— What is required —
Reproduce all of the data below without alteration; exclude every picture.

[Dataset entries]
========================

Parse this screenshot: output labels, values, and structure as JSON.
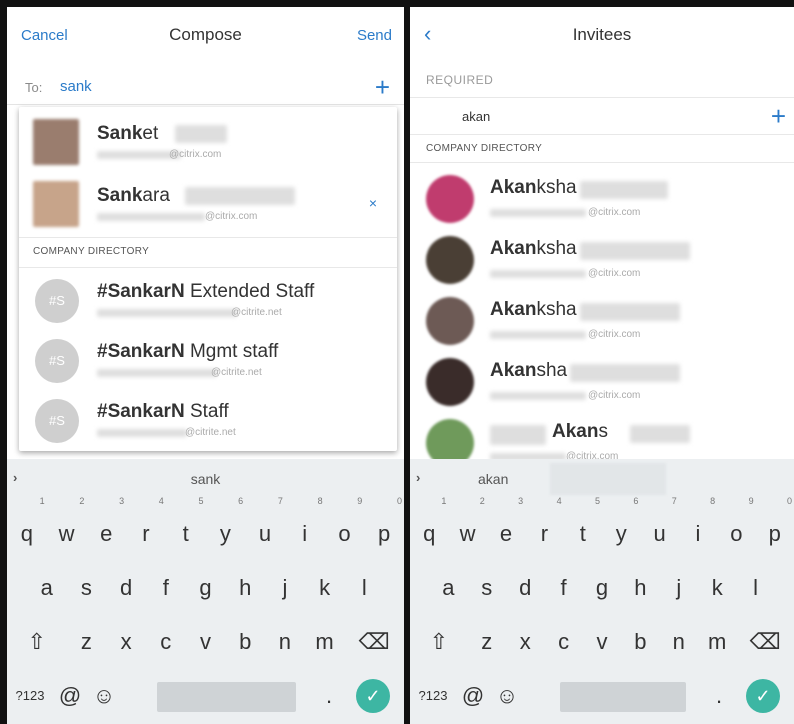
{
  "compose": {
    "header": {
      "cancel": "Cancel",
      "title": "Compose",
      "send": "Send"
    },
    "to": {
      "label": "To:",
      "value": "sank",
      "add_icon": "+"
    },
    "suggestions": [
      {
        "match": "Sank",
        "rest": "et",
        "email_domain": "@citrix.com",
        "photo_color": "#9a7d6e"
      },
      {
        "match": "Sank",
        "rest": "ara",
        "email_domain": "@citrix.com",
        "photo_color": "#c7a48a",
        "remove_icon": "×"
      }
    ],
    "directory_label": "COMPANY DIRECTORY",
    "groups": [
      {
        "initials": "#S",
        "match": "#SankarN",
        "rest": " Extended Staff",
        "email_domain": "@citrite.net"
      },
      {
        "initials": "#S",
        "match": "#SankarN",
        "rest": " Mgmt staff",
        "email_domain": "@citrite.net"
      },
      {
        "initials": "#S",
        "match": "#SankarN",
        "rest": " Staff",
        "email_domain": "@citrite.net"
      }
    ],
    "keyboard_suggestion": "sank"
  },
  "invitees": {
    "header": {
      "back_icon": "chevron-left-icon",
      "title": "Invitees"
    },
    "required_label": "REQUIRED",
    "required_value": "akan",
    "add_icon": "+",
    "directory_label": "COMPANY DIRECTORY",
    "people": [
      {
        "match": "Akan",
        "rest": "ksha",
        "email_domain": "@citrix.com",
        "photo_color": "#c03c6e"
      },
      {
        "match": "Akan",
        "rest": "ksha",
        "email_domain": "@citrix.com",
        "photo_color": "#4a3f35"
      },
      {
        "match": "Akan",
        "rest": "ksha",
        "email_domain": "@citrix.com",
        "photo_color": "#6d5a55"
      },
      {
        "match": "Akan",
        "rest": "sha",
        "email_domain": "@citrix.com",
        "photo_color": "#3a2c2a"
      },
      {
        "match": "Akan",
        "rest": "s",
        "email_domain": "@citrix.com",
        "photo_color": "#6f9a5b"
      }
    ],
    "keyboard_suggestion": "akan"
  },
  "keyboard": {
    "row1": [
      "q",
      "w",
      "e",
      "r",
      "t",
      "y",
      "u",
      "i",
      "o",
      "p"
    ],
    "row1_hints": [
      "1",
      "2",
      "3",
      "4",
      "5",
      "6",
      "7",
      "8",
      "9",
      "0"
    ],
    "row2": [
      "a",
      "s",
      "d",
      "f",
      "g",
      "h",
      "j",
      "k",
      "l"
    ],
    "row3": [
      "z",
      "x",
      "c",
      "v",
      "b",
      "n",
      "m"
    ],
    "shift_icon": "⇧",
    "backspace_icon": "⌫",
    "sym_label": "?123",
    "at_label": "@",
    "emoji_icon": "☺",
    "period_label": ".",
    "enter_icon": "✓",
    "suggestion_arrow": "›"
  },
  "colors": {
    "accent": "#2b7bc9",
    "enter": "#3db6a3"
  }
}
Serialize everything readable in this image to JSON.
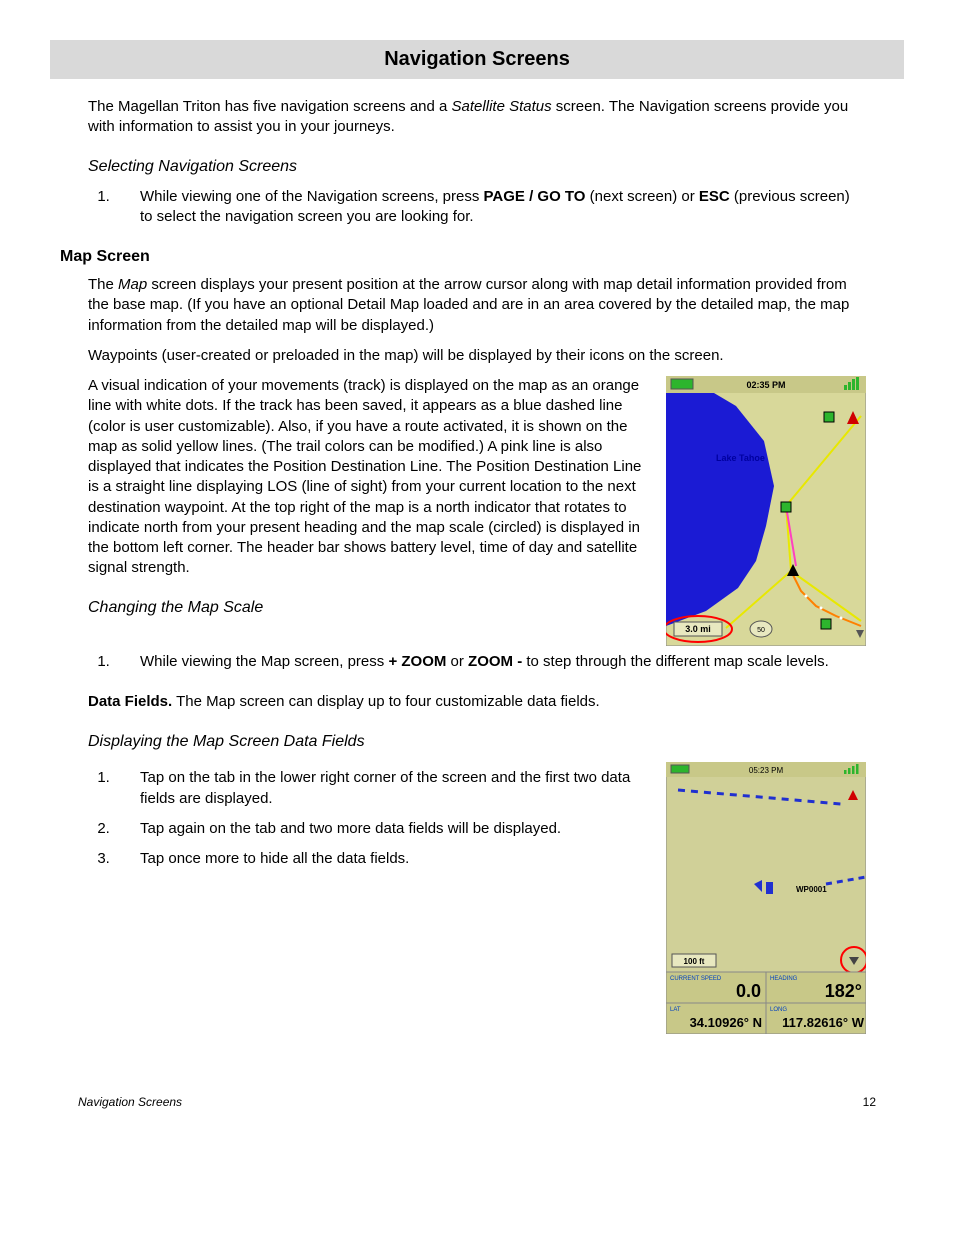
{
  "title": "Navigation Screens",
  "intro_a": "The Magellan Triton has five navigation screens and a ",
  "intro_b": "Satellite Status",
  "intro_c": " screen.  The Navigation screens provide you with information to assist you in your journeys.",
  "sect_select": "Selecting Navigation Screens",
  "select_li_a": "While viewing one of the Navigation screens, press ",
  "select_li_b": "PAGE / GO TO",
  "select_li_c": " (next screen) or ",
  "select_li_d": "ESC",
  "select_li_e": " (previous screen) to select the navigation screen you are looking for.",
  "sect_map": "Map Screen",
  "map_p1_a": "The ",
  "map_p1_b": "Map",
  "map_p1_c": " screen displays your present position at the arrow cursor along with map detail information provided from the base map.  (If you have an optional Detail Map loaded and are in an area covered by the detailed map, the map information from the detailed map will be displayed.)",
  "map_p2": "Waypoints (user-created or preloaded in the map) will be displayed by their icons on the screen.",
  "map_p3": "A visual indication of your movements (track) is displayed on the map as an orange line with white dots. If the track has been saved, it appears as a blue dashed line (color is user customizable).  Also, if you have a route activated, it is shown on the map as solid yellow lines. (The trail colors can be modified.)  A pink line is also displayed that indicates the Position Destination Line.  The Position Destination Line is a straight line displaying LOS (line of sight) from your current location to the next destination waypoint. At the top right of the map is a north indicator that rotates to indicate north from your present heading and the map scale (circled) is displayed in the bottom left corner.  The header bar shows battery level, time of day and satellite signal strength.",
  "sect_scale": "Changing the Map Scale",
  "scale_li_a": "While viewing the Map screen, press ",
  "scale_li_b": "+ ZOOM",
  "scale_li_c": " or ",
  "scale_li_d": "ZOOM -",
  "scale_li_e": " to step through the different map scale levels.",
  "datafields_a": "Data Fields.",
  "datafields_b": "  The Map screen can display up to four customizable data fields.",
  "sect_display": "Displaying the Map Screen Data Fields",
  "disp_li_1": "Tap on the tab in the lower right corner of the screen and the first two data fields are displayed.",
  "disp_li_2": "Tap again on the tab and two more data fields will be displayed.",
  "disp_li_3": "Tap once more to hide all the data fields.",
  "footer_left": "Navigation Screens",
  "footer_page": "12",
  "fig1": {
    "time": "02:35 PM",
    "lake_label": "Lake Tahoe",
    "scale": "3.0 mi"
  },
  "fig2": {
    "time": "05:23 PM",
    "wp_label": "WP0001",
    "scale": "100 ft",
    "speed_label": "CURRENT SPEED",
    "speed_val": "0.0",
    "heading_label": "HEADING",
    "heading_val": "182°",
    "lat_label": "LAT",
    "lat_val": "34.10926° N",
    "long_label": "LONG",
    "long_val": "117.82616° W"
  }
}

========================

— Task output —
Parse this screenshot: output labels, values, and structure as JSON.
{
  "compose": {
    "header": {
      "cancel": "Cancel",
      "title": "Compose",
      "send": "Send"
    },
    "to": {
      "label": "To:",
      "value": "sank",
      "add_icon": "+"
    },
    "suggestions": [
      {
        "match": "Sank",
        "rest": "et",
        "email_domain": "@citrix.com",
        "photo_color": "#9a7d6e"
      },
      {
        "match": "Sank",
        "rest": "ara",
        "email_domain": "@citrix.com",
        "photo_color": "#c7a48a",
        "remove_icon": "×"
      }
    ],
    "directory_label": "COMPANY DIRECTORY",
    "groups": [
      {
        "initials": "#S",
        "match": "#SankarN",
        "rest": " Extended Staff",
        "email_domain": "@citrite.net"
      },
      {
        "initials": "#S",
        "match": "#SankarN",
        "rest": " Mgmt staff",
        "email_domain": "@citrite.net"
      },
      {
        "initials": "#S",
        "match": "#SankarN",
        "rest": " Staff",
        "email_domain": "@citrite.net"
      }
    ],
    "keyboard_suggestion": "sank"
  },
  "invitees": {
    "header": {
      "back_icon": "chevron-left-icon",
      "title": "Invitees"
    },
    "required_label": "REQUIRED",
    "required_value": "akan",
    "add_icon": "+",
    "directory_label": "COMPANY DIRECTORY",
    "people": [
      {
        "match": "Akan",
        "rest": "ksha",
        "email_domain": "@citrix.com",
        "photo_color": "#c03c6e"
      },
      {
        "match": "Akan",
        "rest": "ksha",
        "email_domain": "@citrix.com",
        "photo_color": "#4a3f35"
      },
      {
        "match": "Akan",
        "rest": "ksha",
        "email_domain": "@citrix.com",
        "photo_color": "#6d5a55"
      },
      {
        "match": "Akan",
        "rest": "sha",
        "email_domain": "@citrix.com",
        "photo_color": "#3a2c2a"
      },
      {
        "match": "Akan",
        "rest": "s",
        "email_domain": "@citrix.com",
        "photo_color": "#6f9a5b"
      }
    ],
    "keyboard_suggestion": "akan"
  },
  "keyboard": {
    "row1": [
      "q",
      "w",
      "e",
      "r",
      "t",
      "y",
      "u",
      "i",
      "o",
      "p"
    ],
    "row1_hints": [
      "1",
      "2",
      "3",
      "4",
      "5",
      "6",
      "7",
      "8",
      "9",
      "0"
    ],
    "row2": [
      "a",
      "s",
      "d",
      "f",
      "g",
      "h",
      "j",
      "k",
      "l"
    ],
    "row3": [
      "z",
      "x",
      "c",
      "v",
      "b",
      "n",
      "m"
    ],
    "shift_icon": "⇧",
    "backspace_icon": "⌫",
    "sym_label": "?123",
    "at_label": "@",
    "emoji_icon": "☺",
    "period_label": ".",
    "enter_icon": "✓",
    "suggestion_arrow": "›"
  },
  "colors": {
    "accent": "#2b7bc9",
    "enter": "#3db6a3"
  }
}
Serialize everything readable in this image to JSON.
{
  "title": "Navigation Screens",
  "intro_a": "The Magellan Triton has five navigation screens and a ",
  "intro_b": "Satellite Status",
  "intro_c": " screen.  The Navigation screens provide you with information to assist you in your journeys.",
  "sect_select": "Selecting Navigation Screens",
  "select_li_a": "While viewing one of the Navigation screens, press ",
  "select_li_b": "PAGE / GO TO",
  "select_li_c": " (next screen) or ",
  "select_li_d": "ESC",
  "select_li_e": " (previous screen) to select the navigation screen you are looking for.",
  "sect_map": "Map Screen",
  "map_p1_a": "The ",
  "map_p1_b": "Map",
  "map_p1_c": " screen displays your present position at the arrow cursor along with map detail information provided from the base map.  (If you have an optional Detail Map loaded and are in an area covered by the detailed map, the map information from the detailed map will be displayed.)",
  "map_p2": "Waypoints (user-created or preloaded in the map) will be displayed by their icons on the screen.",
  "map_p3": "A visual indication of your movements (track) is displayed on the map as an orange line with white dots. If the track has been saved, it appears as a blue dashed line (color is user customizable).  Also, if you have a route activated, it is shown on the map as solid yellow lines. (The trail colors can be modified.)  A pink line is also displayed that indicates the Position Destination Line.  The Position Destination Line is a straight line displaying LOS (line of sight) from your current location to the next destination waypoint. At the top right of the map is a north indicator that rotates to indicate north from your present heading and the map scale (circled) is displayed in the bottom left corner.  The header bar shows battery level, time of day and satellite signal strength.",
  "sect_scale": "Changing the Map Scale",
  "scale_li_a": "While viewing the Map screen, press ",
  "scale_li_b": "+ ZOOM",
  "scale_li_c": " or ",
  "scale_li_d": "ZOOM -",
  "scale_li_e": " to step through the different map scale levels.",
  "datafields_a": "Data Fields.",
  "datafields_b": "  The Map screen can display up to four customizable data fields.",
  "sect_display": "Displaying the Map Screen Data Fields",
  "disp_li_1": "Tap on the tab in the lower right corner of the screen and the first two data fields are displayed.",
  "disp_li_2": "Tap again on the tab and two more data fields will be displayed.",
  "disp_li_3": "Tap once more to hide all the data fields.",
  "footer_left": "Navigation Screens",
  "footer_page": "12",
  "fig1": {
    "time": "02:35 PM",
    "lake_label": "Lake Tahoe",
    "scale": "3.0 mi"
  },
  "fig2": {
    "time": "05:23 PM",
    "wp_label": "WP0001",
    "scale": "100 ft",
    "speed_label": "CURRENT SPEED",
    "speed_val": "0.0",
    "heading_label": "HEADING",
    "heading_val": "182°",
    "lat_label": "LAT",
    "lat_val": "34.10926° N",
    "long_label": "LONG",
    "long_val": "117.82616° W"
  }
}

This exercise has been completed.